--- What is expected ---
Restate all of the entries exactly, dropping any pictures they hold.

---

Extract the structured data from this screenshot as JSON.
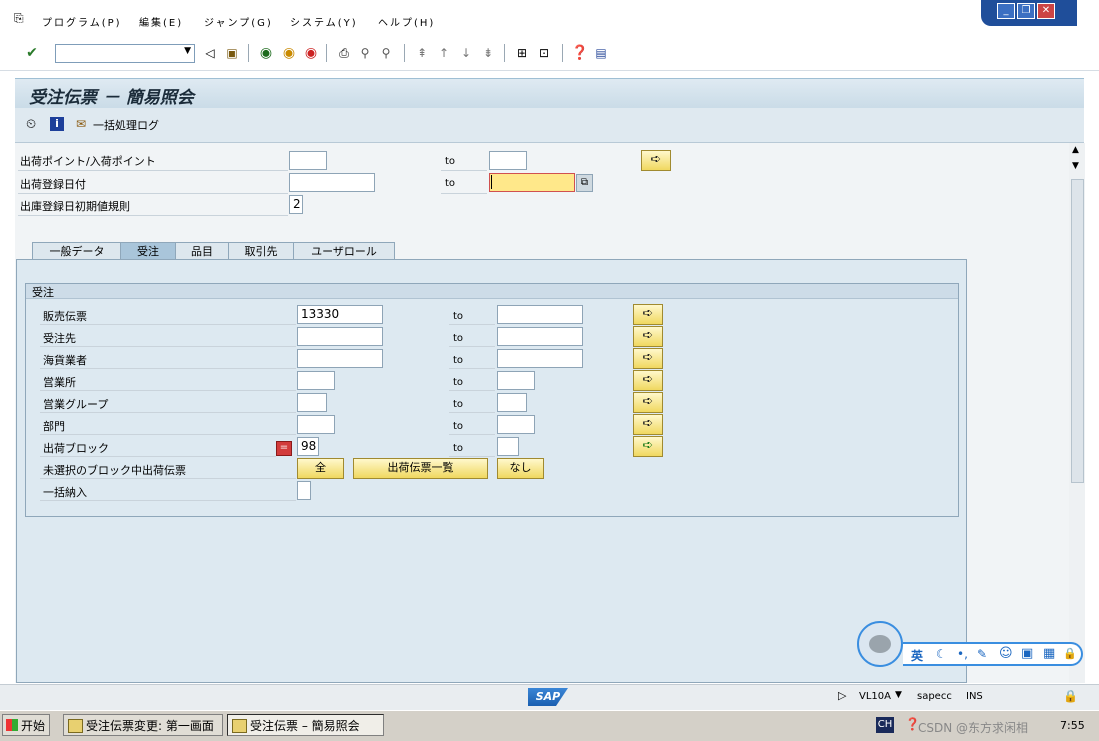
{
  "menu": {
    "items": [
      "プログラム(P)",
      "編集(E)",
      "ジャンプ(G)",
      "システム(Y)",
      "ヘルプ(H)"
    ],
    "window_controls": [
      "_",
      "❐",
      "✕"
    ]
  },
  "toolbar": {
    "command_field_value": "",
    "icons": [
      "enter-icon",
      "back-icon",
      "save-icon",
      "back-arrow-icon",
      "exit-icon",
      "cancel-icon",
      "print-icon",
      "find-icon",
      "find-next-icon",
      "first-page-icon",
      "prev-page-icon",
      "next-page-icon",
      "last-page-icon",
      "create-session-icon",
      "shortcut-icon",
      "help-icon",
      "layout-icon"
    ]
  },
  "title": "受注伝票 － 簡易照会",
  "app_toolbar": {
    "log_label": "一括処理ログ"
  },
  "header_fields": [
    {
      "label": "出荷ポイント/入荷ポイント",
      "from": "",
      "to_label": "to",
      "to": "",
      "has_select": true
    },
    {
      "label": "出荷登録日付",
      "from": "",
      "to_label": "to",
      "to": "",
      "has_select": false
    },
    {
      "label": "出庫登録日初期値規則",
      "from": "2"
    }
  ],
  "tabs": [
    {
      "label": "一般データ",
      "selected": false
    },
    {
      "label": "受注",
      "selected": true
    },
    {
      "label": "品目",
      "selected": false
    },
    {
      "label": "取引先",
      "selected": false
    },
    {
      "label": "ユーザロール",
      "selected": false
    }
  ],
  "group": {
    "title": "受注",
    "rows": [
      {
        "label": "販売伝票",
        "from": "13330",
        "to_label": "to",
        "to": ""
      },
      {
        "label": "受注先",
        "from": "",
        "to_label": "to",
        "to": ""
      },
      {
        "label": "海貨業者",
        "from": "",
        "to_label": "to",
        "to": ""
      },
      {
        "label": "営業所",
        "from": "",
        "to_label": "to",
        "to": ""
      },
      {
        "label": "営業グループ",
        "from": "",
        "to_label": "to",
        "to": ""
      },
      {
        "label": "部門",
        "from": "",
        "to_label": "to",
        "to": ""
      },
      {
        "label": "出荷ブロック",
        "from": "98",
        "to_label": "to",
        "to": ""
      }
    ],
    "unselected_label": "未選択のブロック中出荷伝票",
    "btn_all": "全",
    "btn_list": "出荷伝票一覧",
    "btn_none": "なし",
    "bulk_label": "一括納入"
  },
  "status": {
    "logo": "SAP",
    "transaction": "VL10A",
    "server": "sapecc",
    "mode": "INS"
  },
  "taskbar": {
    "start": "开始",
    "tasks": [
      "受注伝票変更: 第一画面",
      "受注伝票 – 簡易照会"
    ],
    "lang": "CH",
    "clock": "7:55",
    "watermark": "CSDN @东方求闲相"
  },
  "ime": {
    "items": [
      "英",
      "☾",
      "•,",
      "✎",
      "☺",
      "▣",
      "▦",
      "🔒"
    ]
  }
}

---

--- Finished answer ---
Extract the structured data from this screenshot as JSON.
{
  "menu": {
    "items": [
      "プログラム(P)",
      "編集(E)",
      "ジャンプ(G)",
      "システム(Y)",
      "ヘルプ(H)"
    ],
    "window_controls": [
      "_",
      "❐",
      "✕"
    ]
  },
  "toolbar": {
    "command_field_value": "",
    "icons": [
      "enter-icon",
      "back-icon",
      "save-icon",
      "back-arrow-icon",
      "exit-icon",
      "cancel-icon",
      "print-icon",
      "find-icon",
      "find-next-icon",
      "first-page-icon",
      "prev-page-icon",
      "next-page-icon",
      "last-page-icon",
      "create-session-icon",
      "shortcut-icon",
      "help-icon",
      "layout-icon"
    ]
  },
  "title": "受注伝票 － 簡易照会",
  "app_toolbar": {
    "log_label": "一括処理ログ"
  },
  "header_fields": [
    {
      "label": "出荷ポイント/入荷ポイント",
      "from": "",
      "to_label": "to",
      "to": "",
      "has_select": true
    },
    {
      "label": "出荷登録日付",
      "from": "",
      "to_label": "to",
      "to": "",
      "has_select": false
    },
    {
      "label": "出庫登録日初期値規則",
      "from": "2"
    }
  ],
  "tabs": [
    {
      "label": "一般データ",
      "selected": false
    },
    {
      "label": "受注",
      "selected": true
    },
    {
      "label": "品目",
      "selected": false
    },
    {
      "label": "取引先",
      "selected": false
    },
    {
      "label": "ユーザロール",
      "selected": false
    }
  ],
  "group": {
    "title": "受注",
    "rows": [
      {
        "label": "販売伝票",
        "from": "13330",
        "to_label": "to",
        "to": ""
      },
      {
        "label": "受注先",
        "from": "",
        "to_label": "to",
        "to": ""
      },
      {
        "label": "海貨業者",
        "from": "",
        "to_label": "to",
        "to": ""
      },
      {
        "label": "営業所",
        "from": "",
        "to_label": "to",
        "to": ""
      },
      {
        "label": "営業グループ",
        "from": "",
        "to_label": "to",
        "to": ""
      },
      {
        "label": "部門",
        "from": "",
        "to_label": "to",
        "to": ""
      },
      {
        "label": "出荷ブロック",
        "from": "98",
        "to_label": "to",
        "to": ""
      }
    ],
    "unselected_label": "未選択のブロック中出荷伝票",
    "btn_all": "全",
    "btn_list": "出荷伝票一覧",
    "btn_none": "なし",
    "bulk_label": "一括納入"
  },
  "status": {
    "logo": "SAP",
    "transaction": "VL10A",
    "server": "sapecc",
    "mode": "INS"
  },
  "taskbar": {
    "start": "开始",
    "tasks": [
      "受注伝票変更: 第一画面",
      "受注伝票 – 簡易照会"
    ],
    "lang": "CH",
    "clock": "7:55",
    "watermark": "CSDN @东方求闲相"
  },
  "ime": {
    "items": [
      "英",
      "☾",
      "•,",
      "✎",
      "☺",
      "▣",
      "▦",
      "🔒"
    ]
  }
}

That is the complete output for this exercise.